Collected data entries
#####
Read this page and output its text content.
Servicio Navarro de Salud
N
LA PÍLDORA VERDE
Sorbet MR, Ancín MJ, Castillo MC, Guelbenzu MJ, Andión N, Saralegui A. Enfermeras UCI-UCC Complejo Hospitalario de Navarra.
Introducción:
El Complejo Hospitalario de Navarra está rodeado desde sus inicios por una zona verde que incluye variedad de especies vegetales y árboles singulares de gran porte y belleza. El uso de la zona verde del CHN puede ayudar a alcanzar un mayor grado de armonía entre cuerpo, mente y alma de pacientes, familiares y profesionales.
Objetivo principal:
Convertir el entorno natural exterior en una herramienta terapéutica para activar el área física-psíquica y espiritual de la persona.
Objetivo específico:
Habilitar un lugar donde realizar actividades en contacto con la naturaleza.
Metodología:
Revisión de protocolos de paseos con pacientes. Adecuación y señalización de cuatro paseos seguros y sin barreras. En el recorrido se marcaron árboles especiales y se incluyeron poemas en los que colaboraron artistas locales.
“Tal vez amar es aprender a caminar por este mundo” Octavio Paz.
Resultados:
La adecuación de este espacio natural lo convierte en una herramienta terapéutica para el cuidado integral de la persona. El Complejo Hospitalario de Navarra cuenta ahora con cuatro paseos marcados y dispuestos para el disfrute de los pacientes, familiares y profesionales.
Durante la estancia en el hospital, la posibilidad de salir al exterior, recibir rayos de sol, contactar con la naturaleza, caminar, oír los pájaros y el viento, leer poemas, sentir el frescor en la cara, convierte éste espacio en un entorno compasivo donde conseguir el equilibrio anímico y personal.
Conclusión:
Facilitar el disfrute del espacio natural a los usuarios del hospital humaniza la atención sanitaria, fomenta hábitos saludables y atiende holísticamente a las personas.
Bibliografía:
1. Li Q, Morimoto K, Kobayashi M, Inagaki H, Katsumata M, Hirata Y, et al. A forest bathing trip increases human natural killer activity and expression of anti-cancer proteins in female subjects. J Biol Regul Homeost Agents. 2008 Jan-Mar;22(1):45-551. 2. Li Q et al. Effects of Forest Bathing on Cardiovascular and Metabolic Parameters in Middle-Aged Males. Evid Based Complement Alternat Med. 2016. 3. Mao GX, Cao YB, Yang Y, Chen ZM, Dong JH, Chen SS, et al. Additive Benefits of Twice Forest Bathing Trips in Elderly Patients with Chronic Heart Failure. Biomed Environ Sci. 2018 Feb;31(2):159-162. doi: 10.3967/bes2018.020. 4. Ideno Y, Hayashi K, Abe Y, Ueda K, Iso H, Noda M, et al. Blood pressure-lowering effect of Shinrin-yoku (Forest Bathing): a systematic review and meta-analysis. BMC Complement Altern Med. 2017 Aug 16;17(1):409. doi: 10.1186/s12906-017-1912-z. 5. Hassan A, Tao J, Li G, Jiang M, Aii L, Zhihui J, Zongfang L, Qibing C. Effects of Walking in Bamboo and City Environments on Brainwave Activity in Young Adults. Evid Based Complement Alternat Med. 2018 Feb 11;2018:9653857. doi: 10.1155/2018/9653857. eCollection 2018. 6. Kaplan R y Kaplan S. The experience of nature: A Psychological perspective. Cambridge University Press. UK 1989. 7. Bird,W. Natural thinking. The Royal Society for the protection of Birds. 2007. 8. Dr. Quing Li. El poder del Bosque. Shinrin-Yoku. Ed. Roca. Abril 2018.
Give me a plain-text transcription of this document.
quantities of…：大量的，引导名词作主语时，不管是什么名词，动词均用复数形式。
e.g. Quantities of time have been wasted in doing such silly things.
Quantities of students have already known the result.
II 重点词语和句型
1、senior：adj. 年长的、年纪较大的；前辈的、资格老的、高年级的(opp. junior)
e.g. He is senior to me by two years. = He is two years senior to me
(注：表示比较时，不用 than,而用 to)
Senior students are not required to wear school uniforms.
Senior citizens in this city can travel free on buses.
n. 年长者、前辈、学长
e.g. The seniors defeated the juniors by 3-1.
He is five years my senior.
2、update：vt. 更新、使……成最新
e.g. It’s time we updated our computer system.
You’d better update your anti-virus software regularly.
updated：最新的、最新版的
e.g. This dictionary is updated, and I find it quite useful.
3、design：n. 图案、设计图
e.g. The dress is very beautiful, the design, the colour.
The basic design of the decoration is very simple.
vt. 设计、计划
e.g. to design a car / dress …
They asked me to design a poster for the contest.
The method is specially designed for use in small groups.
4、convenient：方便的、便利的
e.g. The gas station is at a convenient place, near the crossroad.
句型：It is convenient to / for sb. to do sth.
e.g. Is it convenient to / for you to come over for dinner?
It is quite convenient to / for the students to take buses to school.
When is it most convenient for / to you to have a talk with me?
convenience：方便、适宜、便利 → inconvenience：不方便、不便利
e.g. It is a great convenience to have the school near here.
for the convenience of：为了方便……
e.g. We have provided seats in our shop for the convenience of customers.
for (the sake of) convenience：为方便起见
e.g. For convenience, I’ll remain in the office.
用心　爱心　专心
#####
Task directions:
Could you give the records above again, exactly and in full?

Response to this task:
Read this page and output its text content.
Servicio Navarro de Salud
N
LA PÍLDORA VERDE
Sorbet MR, Ancín MJ, Castillo MC, Guelbenzu MJ, Andión N, Saralegui A. Enfermeras UCI-UCC Complejo Hospitalario de Navarra.
Introducción:
El Complejo Hospitalario de Navarra está rodeado desde sus inicios por una zona verde que incluye variedad de especies vegetales y árboles singulares de gran porte y belleza. El uso de la zona verde del CHN puede ayudar a alcanzar un mayor grado de armonía entre cuerpo, mente y alma de pacientes, familiares y profesionales.
Objetivo principal:
Convertir el entorno natural exterior en una herramienta terapéutica para activar el área física-psíquica y espiritual de la persona.
Objetivo específico:
Habilitar un lugar donde realizar actividades en contacto con la naturaleza.
Metodología:
Revisión de protocolos de paseos con pacientes. Adecuación y señalización de cuatro paseos seguros y sin barreras. En el recorrido se marcaron árboles especiales y se incluyeron poemas en los que colaboraron artistas locales.
“Tal vez amar es aprender a caminar por este mundo” Octavio Paz.
Resultados:
La adecuación de este espacio natural lo convierte en una herramienta terapéutica para el cuidado integral de la persona. El Complejo Hospitalario de Navarra cuenta ahora con cuatro paseos marcados y dispuestos para el disfrute de los pacientes, familiares y profesionales.
Durante la estancia en el hospital, la posibilidad de salir al exterior, recibir rayos de sol, contactar con la naturaleza, caminar, oír los pájaros y el viento, leer poemas, sentir el frescor en la cara, convierte éste espacio en un entorno compasivo donde conseguir el equilibrio anímico y personal.
Conclusión:
Facilitar el disfrute del espacio natural a los usuarios del hospital humaniza la atención sanitaria, fomenta hábitos saludables y atiende holísticamente a las personas.
Bibliografía:
1. Li Q, Morimoto K, Kobayashi M, Inagaki H, Katsumata M, Hirata Y, et al. A forest bathing trip increases human natural killer activity and expression of anti-cancer proteins in female subjects. J Biol Regul Homeost Agents. 2008 Jan-Mar;22(1):45-551. 2. Li Q et al. Effects of Forest Bathing on Cardiovascular and Metabolic Parameters in Middle-Aged Males. Evid Based Complement Alternat Med. 2016. 3. Mao GX, Cao YB, Yang Y, Chen ZM, Dong JH, Chen SS, et al. Additive Benefits of Twice Forest Bathing Trips in Elderly Patients with Chronic Heart Failure. Biomed Environ Sci. 2018 Feb;31(2):159-162. doi: 10.3967/bes2018.020. 4. Ideno Y, Hayashi K, Abe Y, Ueda K, Iso H, Noda M, et al. Blood pressure-lowering effect of Shinrin-yoku (Forest Bathing): a systematic review and meta-analysis. BMC Complement Altern Med. 2017 Aug 16;17(1):409. doi: 10.1186/s12906-017-1912-z. 5. Hassan A, Tao J, Li G, Jiang M, Aii L, Zhihui J, Zongfang L, Qibing C. Effects of Walking in Bamboo and City Environments on Brainwave Activity in Young Adults. Evid Based Complement Alternat Med. 2018 Feb 11;2018:9653857. doi: 10.1155/2018/9653857. eCollection 2018. 6. Kaplan R y Kaplan S. The experience of nature: A Psychological perspective. Cambridge University Press. UK 1989. 7. Bird,W. Natural thinking. The Royal Society for the protection of Birds. 2007. 8. Dr. Quing Li. El poder del Bosque. Shinrin-Yoku. Ed. Roca. Abril 2018.
Give me a plain-text transcription of this document.
quantities of…：大量的，引导名词作主语时，不管是什么名词，动词均用复数形式。
e.g. Quantities of time have been wasted in doing such silly things.
Quantities of students have already known the result.
II 重点词语和句型
1、senior：adj. 年长的、年纪较大的；前辈的、资格老的、高年级的(opp. junior)
e.g. He is senior to me by two years. = He is two years senior to me
(注：表示比较时，不用 than,而用 to)
Senior students are not required to wear school uniforms.
Senior citizens in this city can travel free on buses.
n. 年长者、前辈、学长
e.g. The seniors defeated the juniors by 3-1.
He is five years my senior.
2、update：vt. 更新、使……成最新
e.g. It’s time we updated our computer system.
You’d better update your anti-virus software regularly.
updated：最新的、最新版的
e.g. This dictionary is updated, and I find it quite useful.
3、design：n. 图案、设计图
e.g. The dress is very beautiful, the design, the colour.
The basic design of the decoration is very simple.
vt. 设计、计划
e.g. to design a car / dress …
They asked me to design a poster for the contest.
The method is specially designed for use in small groups.
4、convenient：方便的、便利的
e.g. The gas station is at a convenient place, near the crossroad.
句型：It is convenient to / for sb. to do sth.
e.g. Is it convenient to / for you to come over for dinner?
It is quite convenient to / for the students to take buses to school.
When is it most convenient for / to you to have a talk with me?
convenience：方便、适宜、便利 → inconvenience：不方便、不便利
e.g. It is a great convenience to have the school near here.
for the convenience of：为了方便……
e.g. We have provided seats in our shop for the convenience of customers.
for (the sake of) convenience：为方便起见
e.g. For convenience, I’ll remain in the office.
用心　爱心　专心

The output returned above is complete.